Each line that holds the word "April" counts once; report the total and nothing else.

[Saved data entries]

++++++++++

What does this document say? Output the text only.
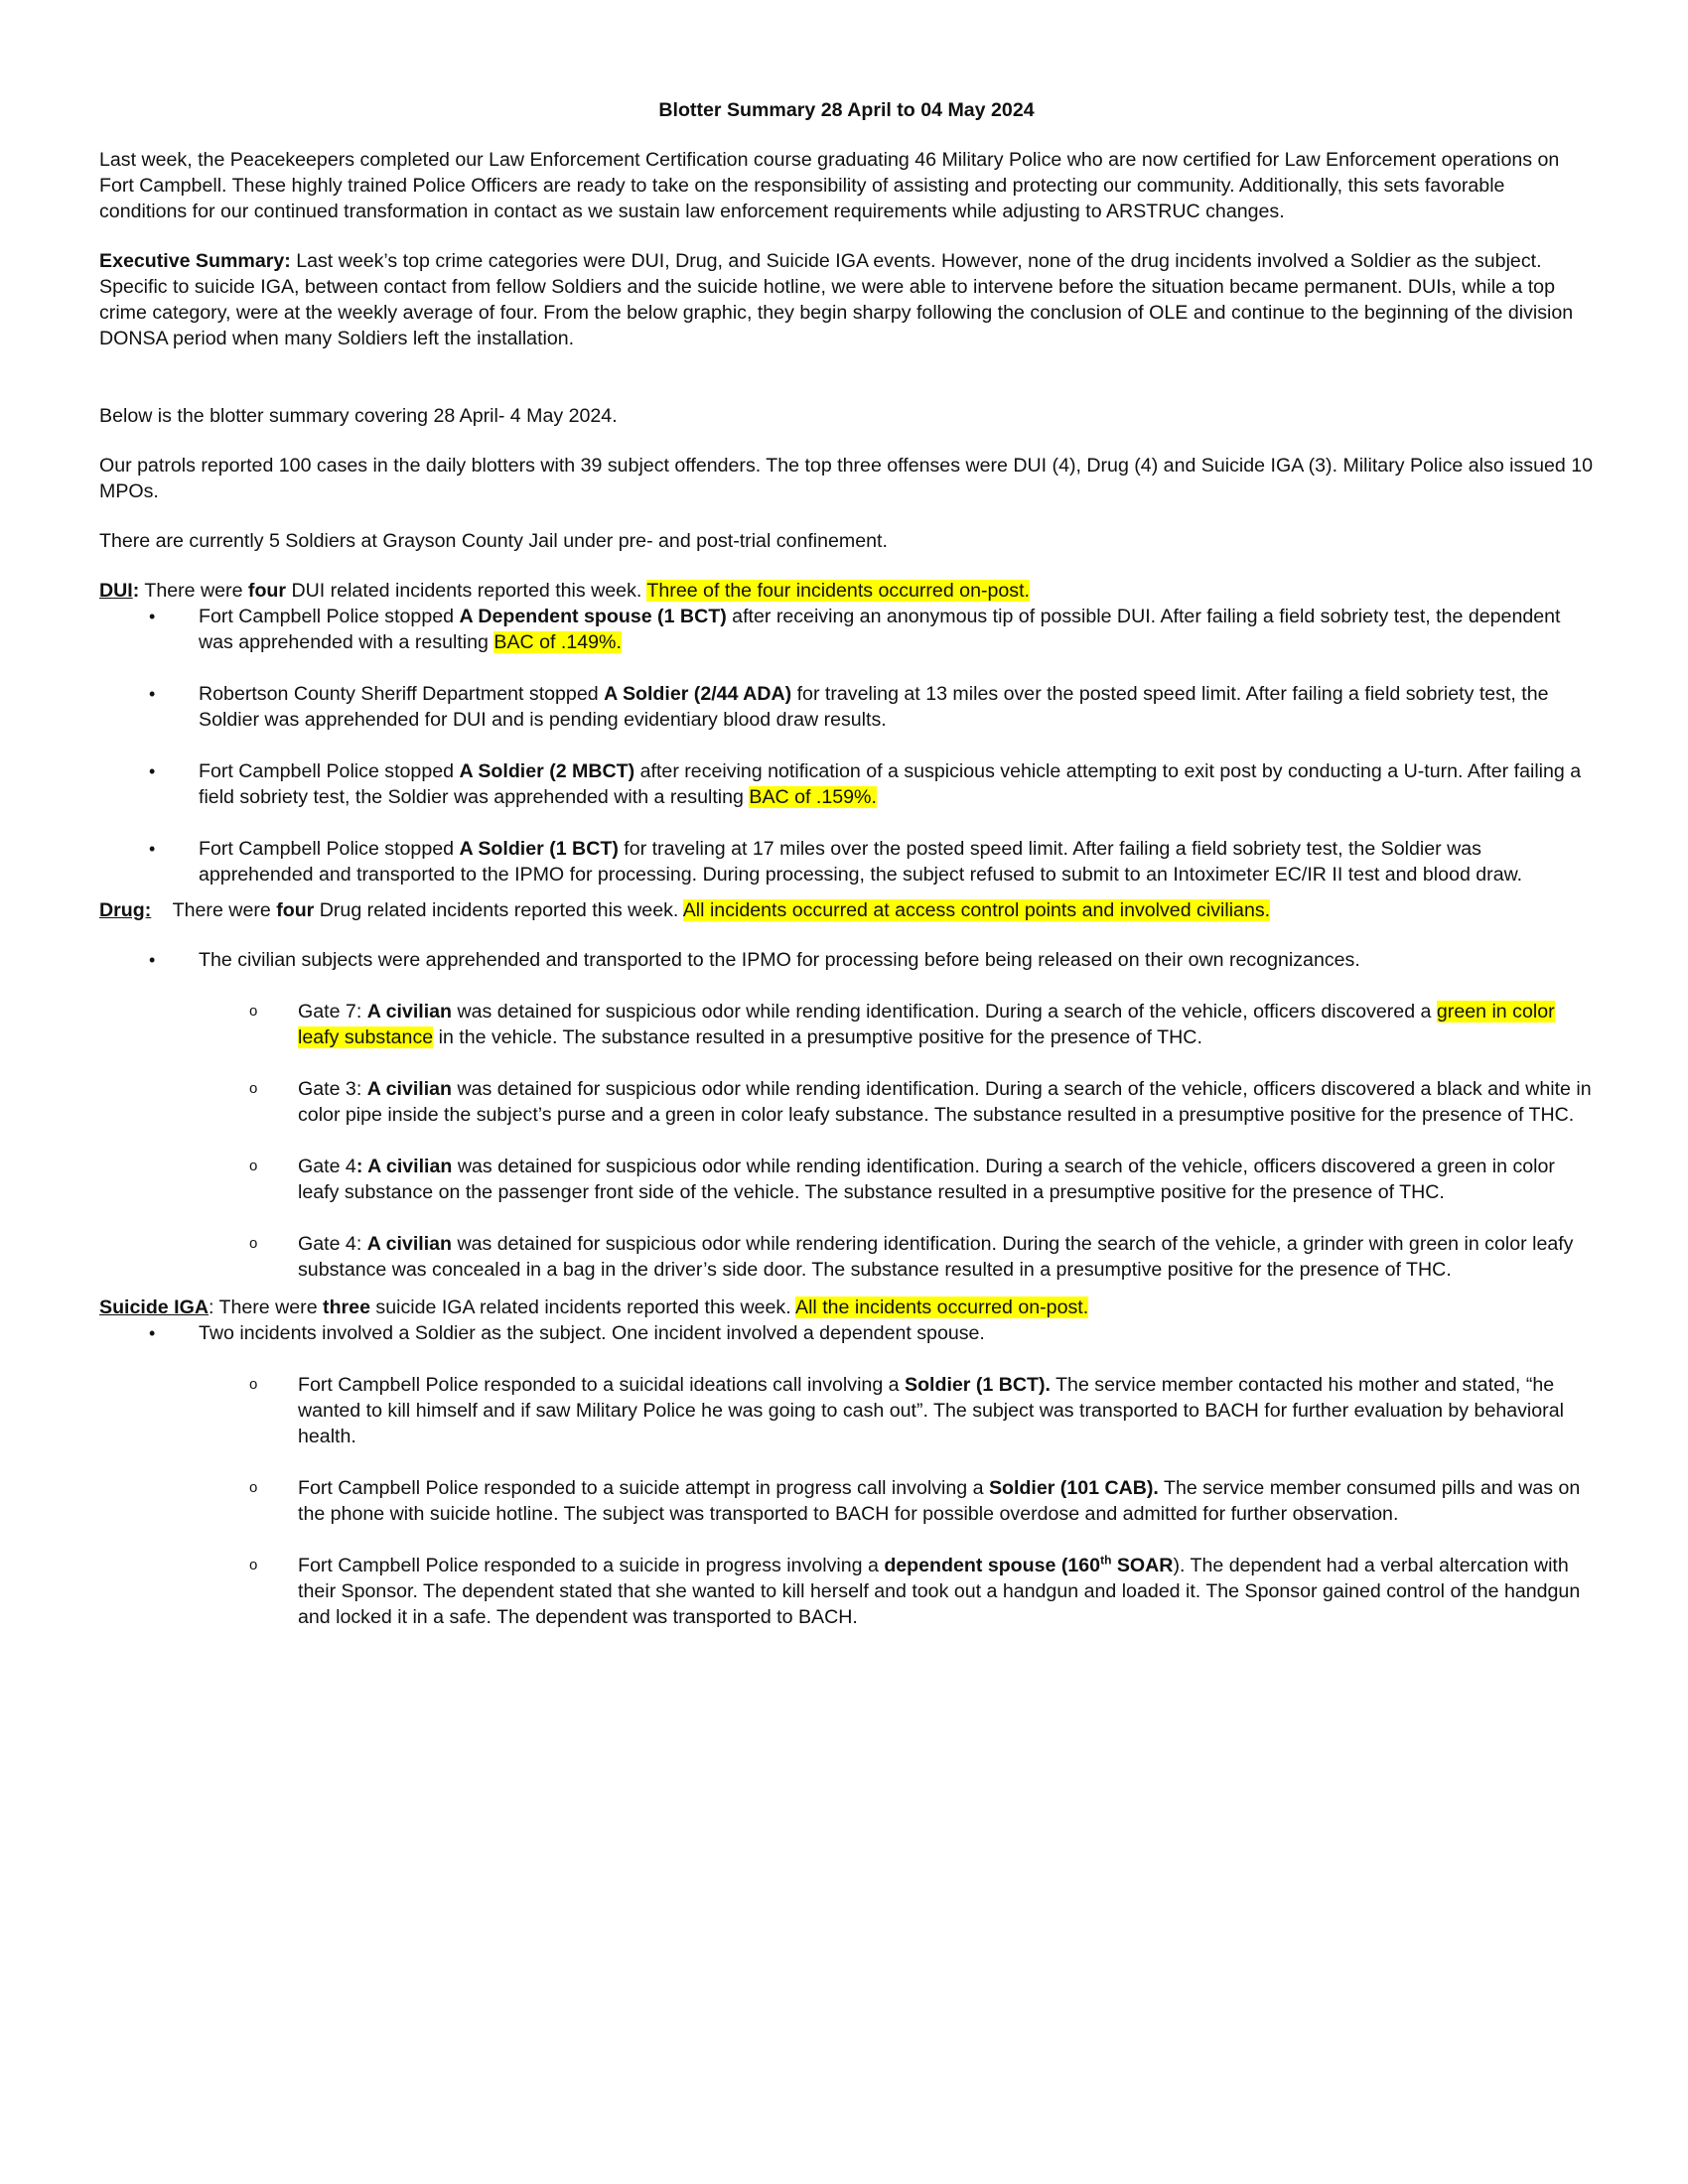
Blotter Summary 28 April to 04 May 2024

Last week, the Peacekeepers completed our Law Enforcement Certification course graduating 46 Military Police who are now certified for Law Enforcement operations on Fort Campbell. These highly trained Police Officers are ready to take on the responsibility of assisting and protecting our community. Additionally, this sets favorable conditions for our continued transformation in contact as we sustain law enforcement requirements while adjusting to ARSTRUC changes.

Executive Summary: Last week’s top crime categories were DUI, Drug, and Suicide IGA events. However, none of the drug incidents involved a Soldier as the subject. Specific to suicide IGA, between contact from fellow Soldiers and the suicide hotline, we were able to intervene before the situation became permanent. DUIs, while a top crime category, were at the weekly average of four. From the below graphic, they begin sharpy following the conclusion of OLE and continue to the beginning of the division DONSA period when many Soldiers left the installation.

Below is the blotter summary covering 28 April- 4 May 2024.

Our patrols reported 100 cases in the daily blotters with 39 subject offenders. The top three offenses were DUI (4), Drug (4) and Suicide IGA (3). Military Police also issued 10 MPOs.

There are currently 5 Soldiers at Grayson County Jail under pre- and post-trial confinement.

DUI: There were four DUI related incidents reported this week. Three of the four incidents occurred on-post.

• Fort Campbell Police stopped A Dependent spouse (1 BCT) after receiving an anonymous tip of possible DUI. After failing a field sobriety test, the dependent was apprehended with a resulting BAC of .149%.
• Robertson County Sheriff Department stopped A Soldier (2/44 ADA) for traveling at 13 miles over the posted speed limit. After failing a field sobriety test, the Soldier was apprehended for DUI and is pending evidentiary blood draw results.
• Fort Campbell Police stopped A Soldier (2 MBCT) after receiving notification of a suspicious vehicle attempting to exit post by conducting a U-turn. After failing a field sobriety test, the Soldier was apprehended with a resulting BAC of .159%.
• Fort Campbell Police stopped A Soldier (1 BCT) for traveling at 17 miles over the posted speed limit. After failing a field sobriety test, the Soldier was apprehended and transported to the IPMO for processing. During processing, the subject refused to submit to an Intoximeter EC/IR II test and blood draw.

Drug:    There were four Drug related incidents reported this week. All incidents occurred at access control points and involved civilians.

• The civilian subjects were apprehended and transported to the IPMO for processing before being released on their own recognizances.
o Gate 7: A civilian was detained for suspicious odor while rending identification. During a search of the vehicle, officers discovered a green in color leafy substance in the vehicle. The substance resulted in a presumptive positive for the presence of THC.
o Gate 3: A civilian was detained for suspicious odor while rending identification. During a search of the vehicle, officers discovered a black and white in color pipe inside the subject’s purse and a green in color leafy substance. The substance resulted in a presumptive positive for the presence of THC.
o Gate 4: A civilian was detained for suspicious odor while rending identification. During a search of the vehicle, officers discovered a green in color leafy substance on the passenger front side of the vehicle. The substance resulted in a presumptive positive for the presence of THC.
o Gate 4: A civilian was detained for suspicious odor while rendering identification. During the search of the vehicle, a grinder with green in color leafy substance was concealed in a bag in the driver’s side door. The substance resulted in a presumptive positive for the presence of THC.

Suicide IGA: There were three suicide IGA related incidents reported this week. All the incidents occurred on-post.

• Two incidents involved a Soldier as the subject. One incident involved a dependent spouse.
o Fort Campbell Police responded to a suicidal ideations call involving a Soldier (1 BCT). The service member contacted his mother and stated, “he wanted to kill himself and if saw Military Police he was going to cash out”. The subject was transported to BACH for further evaluation by behavioral health.
o Fort Campbell Police responded to a suicide attempt in progress call involving a Soldier (101 CAB). The service member consumed pills and was on the phone with suicide hotline. The subject was transported to BACH for possible overdose and admitted for further observation.
o Fort Campbell Police responded to a suicide in progress involving a dependent spouse (160th SOAR). The dependent had a verbal altercation with their Sponsor. The dependent stated that she wanted to kill herself and took out a handgun and loaded it. The Sponsor gained control of the handgun and locked it in a safe. The dependent was transported to BACH.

++++++++++

▸ **Worked answer**
2